[Stored items from a collection]
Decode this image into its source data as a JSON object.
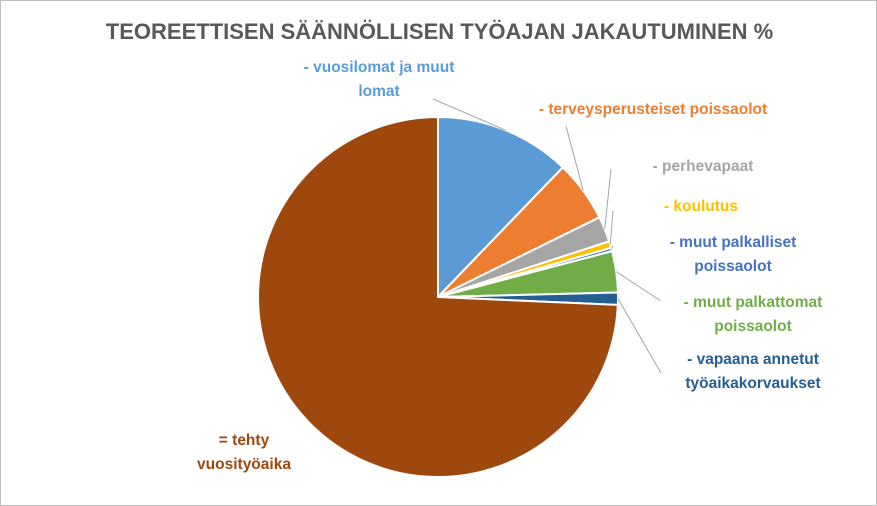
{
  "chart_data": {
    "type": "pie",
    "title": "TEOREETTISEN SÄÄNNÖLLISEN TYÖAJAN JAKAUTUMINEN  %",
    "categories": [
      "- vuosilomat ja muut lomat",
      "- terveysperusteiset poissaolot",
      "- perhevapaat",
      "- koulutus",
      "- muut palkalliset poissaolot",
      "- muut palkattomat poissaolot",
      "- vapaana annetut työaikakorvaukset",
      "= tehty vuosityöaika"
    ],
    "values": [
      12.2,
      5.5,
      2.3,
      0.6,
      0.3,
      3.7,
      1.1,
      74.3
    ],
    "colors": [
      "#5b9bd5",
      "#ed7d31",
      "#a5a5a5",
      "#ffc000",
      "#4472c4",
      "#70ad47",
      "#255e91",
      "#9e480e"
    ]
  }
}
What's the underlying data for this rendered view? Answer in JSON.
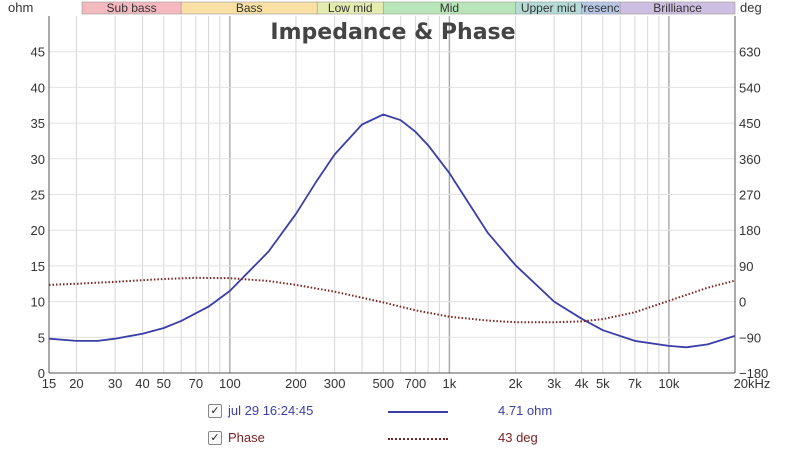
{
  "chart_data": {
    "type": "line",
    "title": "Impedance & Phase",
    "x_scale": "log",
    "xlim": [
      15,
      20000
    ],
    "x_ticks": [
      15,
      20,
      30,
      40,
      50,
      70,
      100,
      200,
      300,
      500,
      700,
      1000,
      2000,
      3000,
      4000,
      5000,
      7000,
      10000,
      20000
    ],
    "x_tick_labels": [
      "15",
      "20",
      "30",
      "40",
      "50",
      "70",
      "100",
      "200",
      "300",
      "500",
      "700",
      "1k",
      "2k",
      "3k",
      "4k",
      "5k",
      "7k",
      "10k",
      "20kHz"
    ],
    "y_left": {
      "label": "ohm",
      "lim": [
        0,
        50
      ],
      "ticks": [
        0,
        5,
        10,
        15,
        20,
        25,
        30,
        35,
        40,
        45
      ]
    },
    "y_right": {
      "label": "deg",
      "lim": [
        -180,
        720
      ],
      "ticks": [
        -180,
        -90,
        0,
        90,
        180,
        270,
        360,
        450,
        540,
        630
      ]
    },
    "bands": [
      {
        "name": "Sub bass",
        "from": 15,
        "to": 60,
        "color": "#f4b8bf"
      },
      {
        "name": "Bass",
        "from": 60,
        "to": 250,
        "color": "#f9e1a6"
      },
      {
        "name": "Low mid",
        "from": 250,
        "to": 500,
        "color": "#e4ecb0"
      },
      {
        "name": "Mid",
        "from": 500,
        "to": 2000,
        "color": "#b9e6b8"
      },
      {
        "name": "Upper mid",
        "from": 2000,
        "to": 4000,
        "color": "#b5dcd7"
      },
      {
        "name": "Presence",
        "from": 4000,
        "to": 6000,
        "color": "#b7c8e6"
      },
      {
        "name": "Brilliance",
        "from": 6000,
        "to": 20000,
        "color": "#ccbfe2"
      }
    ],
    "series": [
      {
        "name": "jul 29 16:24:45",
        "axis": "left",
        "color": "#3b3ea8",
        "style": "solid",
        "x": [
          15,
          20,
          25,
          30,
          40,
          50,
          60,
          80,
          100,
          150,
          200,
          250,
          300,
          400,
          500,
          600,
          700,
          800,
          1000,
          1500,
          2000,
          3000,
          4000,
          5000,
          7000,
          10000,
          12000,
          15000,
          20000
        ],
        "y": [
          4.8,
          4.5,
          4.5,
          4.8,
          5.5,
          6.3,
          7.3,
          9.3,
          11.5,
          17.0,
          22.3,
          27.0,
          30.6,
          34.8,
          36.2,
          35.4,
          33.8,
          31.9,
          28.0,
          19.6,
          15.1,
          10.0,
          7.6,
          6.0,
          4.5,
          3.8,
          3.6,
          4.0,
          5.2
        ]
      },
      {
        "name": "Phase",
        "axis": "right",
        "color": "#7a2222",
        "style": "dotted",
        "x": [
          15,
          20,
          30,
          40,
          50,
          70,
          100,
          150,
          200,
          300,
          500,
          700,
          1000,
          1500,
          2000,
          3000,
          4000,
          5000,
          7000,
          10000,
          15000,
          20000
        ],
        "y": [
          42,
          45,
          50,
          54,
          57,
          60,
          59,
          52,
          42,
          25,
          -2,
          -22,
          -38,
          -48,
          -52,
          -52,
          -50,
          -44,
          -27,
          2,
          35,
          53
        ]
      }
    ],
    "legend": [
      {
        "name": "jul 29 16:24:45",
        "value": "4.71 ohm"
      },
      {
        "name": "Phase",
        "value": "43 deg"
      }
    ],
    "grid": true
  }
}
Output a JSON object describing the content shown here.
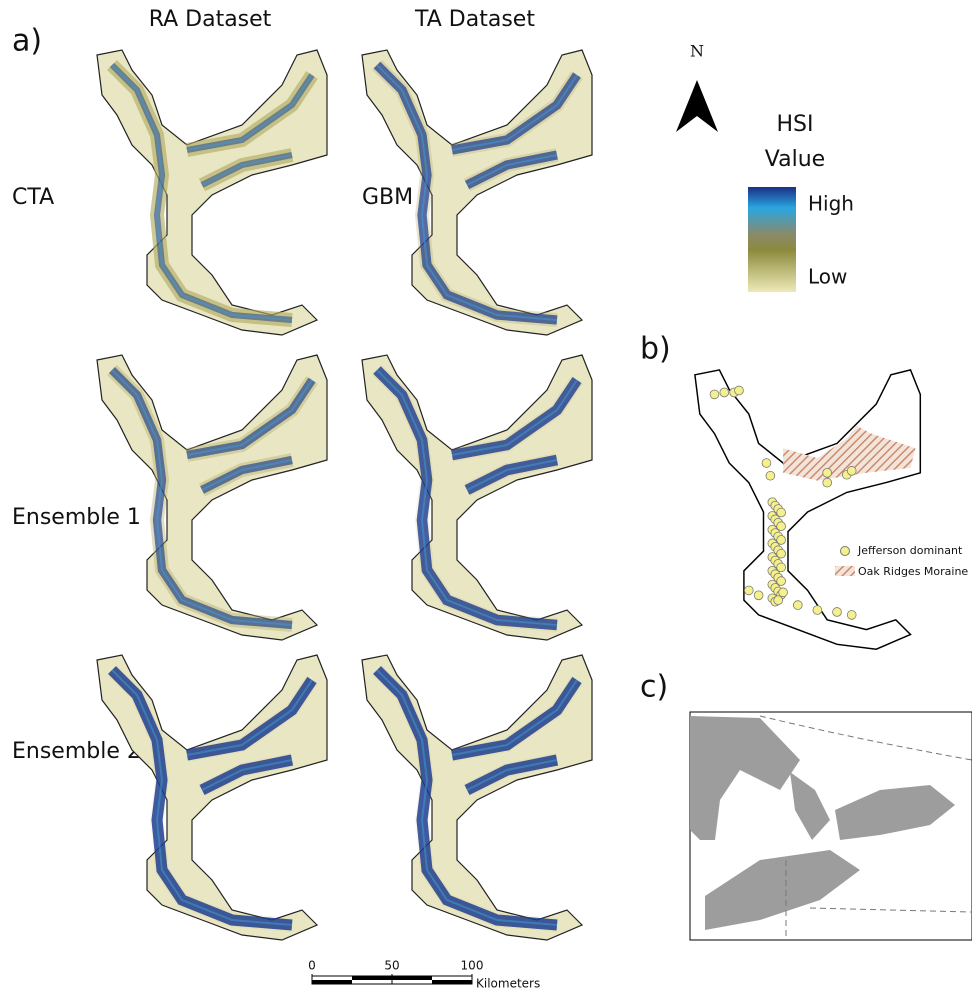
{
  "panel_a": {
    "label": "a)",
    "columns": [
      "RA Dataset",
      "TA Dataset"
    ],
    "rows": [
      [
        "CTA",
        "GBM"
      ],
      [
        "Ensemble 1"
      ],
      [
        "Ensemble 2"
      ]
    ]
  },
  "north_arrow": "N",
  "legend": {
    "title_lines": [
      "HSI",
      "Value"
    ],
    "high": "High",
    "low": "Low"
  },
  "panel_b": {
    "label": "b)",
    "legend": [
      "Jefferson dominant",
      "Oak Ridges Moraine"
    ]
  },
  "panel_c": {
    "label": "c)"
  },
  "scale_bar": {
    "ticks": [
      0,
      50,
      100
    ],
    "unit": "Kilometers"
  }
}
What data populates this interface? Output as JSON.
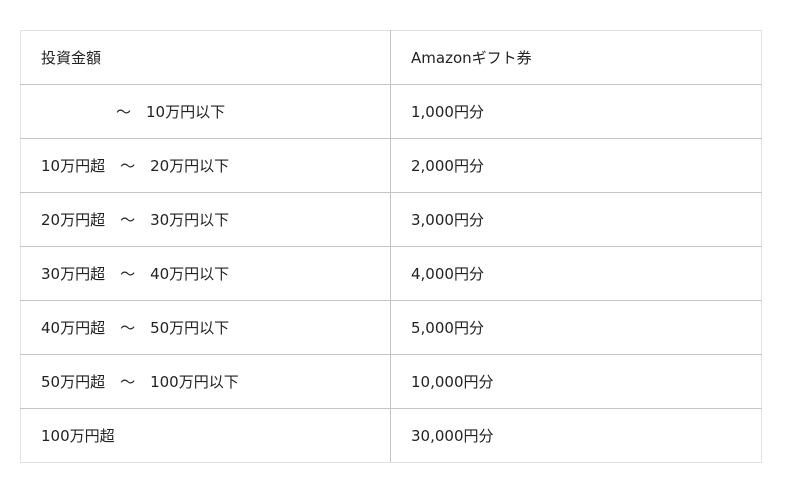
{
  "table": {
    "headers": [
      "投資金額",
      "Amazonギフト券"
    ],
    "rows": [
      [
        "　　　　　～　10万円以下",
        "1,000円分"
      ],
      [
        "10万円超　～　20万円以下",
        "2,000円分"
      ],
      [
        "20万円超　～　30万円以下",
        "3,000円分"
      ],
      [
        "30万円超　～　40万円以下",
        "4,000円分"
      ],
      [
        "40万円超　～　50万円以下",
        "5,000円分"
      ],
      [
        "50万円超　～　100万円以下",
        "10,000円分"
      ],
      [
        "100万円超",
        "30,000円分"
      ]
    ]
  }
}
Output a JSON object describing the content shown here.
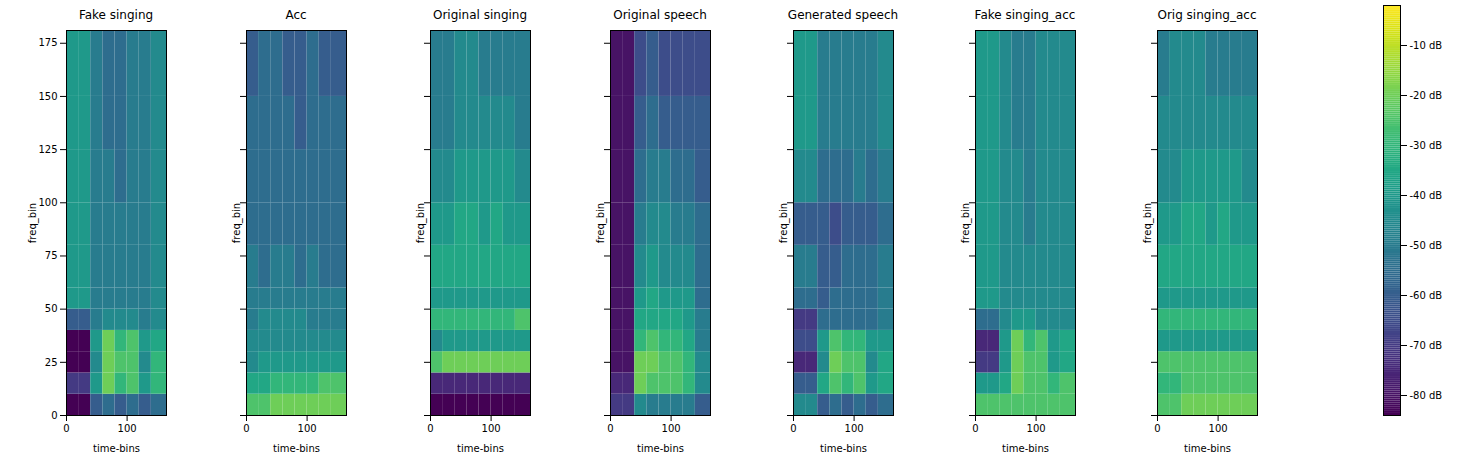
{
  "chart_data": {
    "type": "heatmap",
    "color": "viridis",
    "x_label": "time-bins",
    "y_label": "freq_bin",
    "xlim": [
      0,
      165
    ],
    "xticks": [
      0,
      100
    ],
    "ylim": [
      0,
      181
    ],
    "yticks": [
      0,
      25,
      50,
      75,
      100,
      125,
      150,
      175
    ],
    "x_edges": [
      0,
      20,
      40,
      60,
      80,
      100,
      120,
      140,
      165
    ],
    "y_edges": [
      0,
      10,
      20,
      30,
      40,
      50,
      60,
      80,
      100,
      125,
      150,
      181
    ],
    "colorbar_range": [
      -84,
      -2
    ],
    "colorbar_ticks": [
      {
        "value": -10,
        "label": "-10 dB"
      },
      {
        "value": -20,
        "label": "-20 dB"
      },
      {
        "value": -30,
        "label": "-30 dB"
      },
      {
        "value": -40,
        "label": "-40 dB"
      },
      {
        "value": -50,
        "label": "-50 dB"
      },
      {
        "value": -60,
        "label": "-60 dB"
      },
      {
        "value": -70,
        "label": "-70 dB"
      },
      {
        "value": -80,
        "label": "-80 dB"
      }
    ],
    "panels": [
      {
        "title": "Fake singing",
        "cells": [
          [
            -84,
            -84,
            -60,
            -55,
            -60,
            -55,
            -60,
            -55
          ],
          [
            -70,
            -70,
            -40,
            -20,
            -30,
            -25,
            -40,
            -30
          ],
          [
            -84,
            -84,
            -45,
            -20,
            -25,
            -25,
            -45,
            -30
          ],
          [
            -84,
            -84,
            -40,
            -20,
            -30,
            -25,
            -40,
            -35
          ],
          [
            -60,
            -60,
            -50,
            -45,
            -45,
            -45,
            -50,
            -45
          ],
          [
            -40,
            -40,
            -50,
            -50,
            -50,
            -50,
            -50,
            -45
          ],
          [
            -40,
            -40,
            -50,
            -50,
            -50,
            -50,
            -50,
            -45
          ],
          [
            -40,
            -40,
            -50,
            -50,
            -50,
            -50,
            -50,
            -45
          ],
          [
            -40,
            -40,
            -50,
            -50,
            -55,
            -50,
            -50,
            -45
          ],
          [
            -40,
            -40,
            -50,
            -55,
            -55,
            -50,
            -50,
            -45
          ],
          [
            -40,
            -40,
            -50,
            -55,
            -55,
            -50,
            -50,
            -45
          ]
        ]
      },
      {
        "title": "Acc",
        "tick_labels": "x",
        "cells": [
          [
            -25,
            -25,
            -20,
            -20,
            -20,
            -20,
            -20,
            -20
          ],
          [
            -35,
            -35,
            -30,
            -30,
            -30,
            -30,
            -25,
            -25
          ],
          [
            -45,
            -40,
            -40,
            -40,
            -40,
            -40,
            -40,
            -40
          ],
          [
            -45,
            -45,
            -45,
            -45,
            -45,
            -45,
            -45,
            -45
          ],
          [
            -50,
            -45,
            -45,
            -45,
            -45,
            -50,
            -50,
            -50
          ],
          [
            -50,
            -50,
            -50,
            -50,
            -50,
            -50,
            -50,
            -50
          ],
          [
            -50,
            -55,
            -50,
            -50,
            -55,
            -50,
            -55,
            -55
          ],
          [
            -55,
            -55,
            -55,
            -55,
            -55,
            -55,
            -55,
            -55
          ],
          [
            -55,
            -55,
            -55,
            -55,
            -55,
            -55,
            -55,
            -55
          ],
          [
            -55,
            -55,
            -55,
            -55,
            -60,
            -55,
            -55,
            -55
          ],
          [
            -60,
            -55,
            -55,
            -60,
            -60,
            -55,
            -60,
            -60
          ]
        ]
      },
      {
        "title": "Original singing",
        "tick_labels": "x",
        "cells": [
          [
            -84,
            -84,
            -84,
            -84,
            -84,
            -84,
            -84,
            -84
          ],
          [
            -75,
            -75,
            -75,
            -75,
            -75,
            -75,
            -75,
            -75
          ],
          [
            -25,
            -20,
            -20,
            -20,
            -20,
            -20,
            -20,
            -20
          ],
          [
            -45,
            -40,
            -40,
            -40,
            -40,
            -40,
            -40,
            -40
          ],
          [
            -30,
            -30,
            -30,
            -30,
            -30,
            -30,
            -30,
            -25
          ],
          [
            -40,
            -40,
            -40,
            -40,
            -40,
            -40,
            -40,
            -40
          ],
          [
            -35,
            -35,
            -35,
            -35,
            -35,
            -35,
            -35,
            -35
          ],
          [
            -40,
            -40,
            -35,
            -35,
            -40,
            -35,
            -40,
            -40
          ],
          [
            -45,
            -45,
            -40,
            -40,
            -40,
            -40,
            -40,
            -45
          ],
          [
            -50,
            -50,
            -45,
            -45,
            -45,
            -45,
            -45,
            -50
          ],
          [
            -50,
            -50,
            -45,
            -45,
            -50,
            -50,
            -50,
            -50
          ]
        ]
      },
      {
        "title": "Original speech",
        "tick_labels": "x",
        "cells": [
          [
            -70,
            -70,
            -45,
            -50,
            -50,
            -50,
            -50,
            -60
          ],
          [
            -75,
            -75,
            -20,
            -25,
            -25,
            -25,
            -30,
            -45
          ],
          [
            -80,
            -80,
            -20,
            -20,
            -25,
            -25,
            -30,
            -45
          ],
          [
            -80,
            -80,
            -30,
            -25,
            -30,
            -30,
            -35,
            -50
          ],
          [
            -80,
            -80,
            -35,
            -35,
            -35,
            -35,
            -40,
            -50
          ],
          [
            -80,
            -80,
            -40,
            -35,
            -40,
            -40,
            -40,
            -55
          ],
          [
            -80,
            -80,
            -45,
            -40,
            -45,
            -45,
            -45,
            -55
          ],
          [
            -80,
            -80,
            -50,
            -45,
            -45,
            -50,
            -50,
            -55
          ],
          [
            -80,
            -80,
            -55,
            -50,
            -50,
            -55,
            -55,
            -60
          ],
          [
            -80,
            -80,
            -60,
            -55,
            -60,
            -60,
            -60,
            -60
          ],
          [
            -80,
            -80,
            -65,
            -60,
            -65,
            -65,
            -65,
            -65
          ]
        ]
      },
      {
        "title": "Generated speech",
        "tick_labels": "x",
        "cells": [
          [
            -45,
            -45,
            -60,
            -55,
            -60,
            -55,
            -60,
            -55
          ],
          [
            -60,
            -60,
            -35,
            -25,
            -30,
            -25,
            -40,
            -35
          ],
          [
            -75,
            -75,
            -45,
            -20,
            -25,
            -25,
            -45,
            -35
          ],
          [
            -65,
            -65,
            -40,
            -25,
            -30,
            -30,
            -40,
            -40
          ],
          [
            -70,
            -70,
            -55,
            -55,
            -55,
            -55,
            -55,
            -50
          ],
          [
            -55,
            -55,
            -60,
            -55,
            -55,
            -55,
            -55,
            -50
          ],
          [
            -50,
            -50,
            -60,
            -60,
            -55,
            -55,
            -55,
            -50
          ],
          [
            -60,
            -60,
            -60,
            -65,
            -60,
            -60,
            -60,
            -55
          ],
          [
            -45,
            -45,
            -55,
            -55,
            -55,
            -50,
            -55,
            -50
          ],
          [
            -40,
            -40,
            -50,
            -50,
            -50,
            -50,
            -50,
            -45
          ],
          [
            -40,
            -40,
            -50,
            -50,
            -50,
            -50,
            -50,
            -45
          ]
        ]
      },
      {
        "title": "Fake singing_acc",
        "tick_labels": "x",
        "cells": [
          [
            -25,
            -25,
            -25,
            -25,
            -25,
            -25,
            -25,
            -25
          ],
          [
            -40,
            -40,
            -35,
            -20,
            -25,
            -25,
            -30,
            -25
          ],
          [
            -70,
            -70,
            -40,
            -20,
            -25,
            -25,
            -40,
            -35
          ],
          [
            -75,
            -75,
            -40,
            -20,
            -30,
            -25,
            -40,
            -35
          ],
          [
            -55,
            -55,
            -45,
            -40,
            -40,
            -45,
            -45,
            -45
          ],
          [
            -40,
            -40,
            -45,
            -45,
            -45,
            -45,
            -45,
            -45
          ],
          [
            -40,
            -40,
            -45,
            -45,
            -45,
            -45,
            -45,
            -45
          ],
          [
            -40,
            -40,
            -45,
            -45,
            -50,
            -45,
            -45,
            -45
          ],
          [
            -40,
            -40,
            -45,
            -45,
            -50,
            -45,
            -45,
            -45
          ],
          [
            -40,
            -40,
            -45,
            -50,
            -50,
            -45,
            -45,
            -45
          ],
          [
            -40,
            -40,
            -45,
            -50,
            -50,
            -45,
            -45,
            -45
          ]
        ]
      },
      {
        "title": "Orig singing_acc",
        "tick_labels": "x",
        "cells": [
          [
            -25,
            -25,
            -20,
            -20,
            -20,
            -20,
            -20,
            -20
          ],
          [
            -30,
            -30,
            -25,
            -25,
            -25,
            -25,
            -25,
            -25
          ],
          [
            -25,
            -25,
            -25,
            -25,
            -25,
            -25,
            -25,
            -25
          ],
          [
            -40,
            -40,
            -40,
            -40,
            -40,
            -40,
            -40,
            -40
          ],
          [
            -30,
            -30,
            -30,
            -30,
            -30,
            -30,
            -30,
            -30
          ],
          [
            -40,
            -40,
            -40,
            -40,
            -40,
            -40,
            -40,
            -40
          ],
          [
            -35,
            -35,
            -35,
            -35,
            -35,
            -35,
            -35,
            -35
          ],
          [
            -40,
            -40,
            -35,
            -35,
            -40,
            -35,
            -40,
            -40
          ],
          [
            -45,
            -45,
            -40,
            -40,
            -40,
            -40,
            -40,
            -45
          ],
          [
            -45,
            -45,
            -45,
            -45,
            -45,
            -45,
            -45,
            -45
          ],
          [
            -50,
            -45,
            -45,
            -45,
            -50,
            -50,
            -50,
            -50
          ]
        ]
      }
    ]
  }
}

**Aim of the task**
Report each line in the preceding entries that holds the string "speech".

**Answer**
        "title": "Original speech",
        "title": "Generated speech",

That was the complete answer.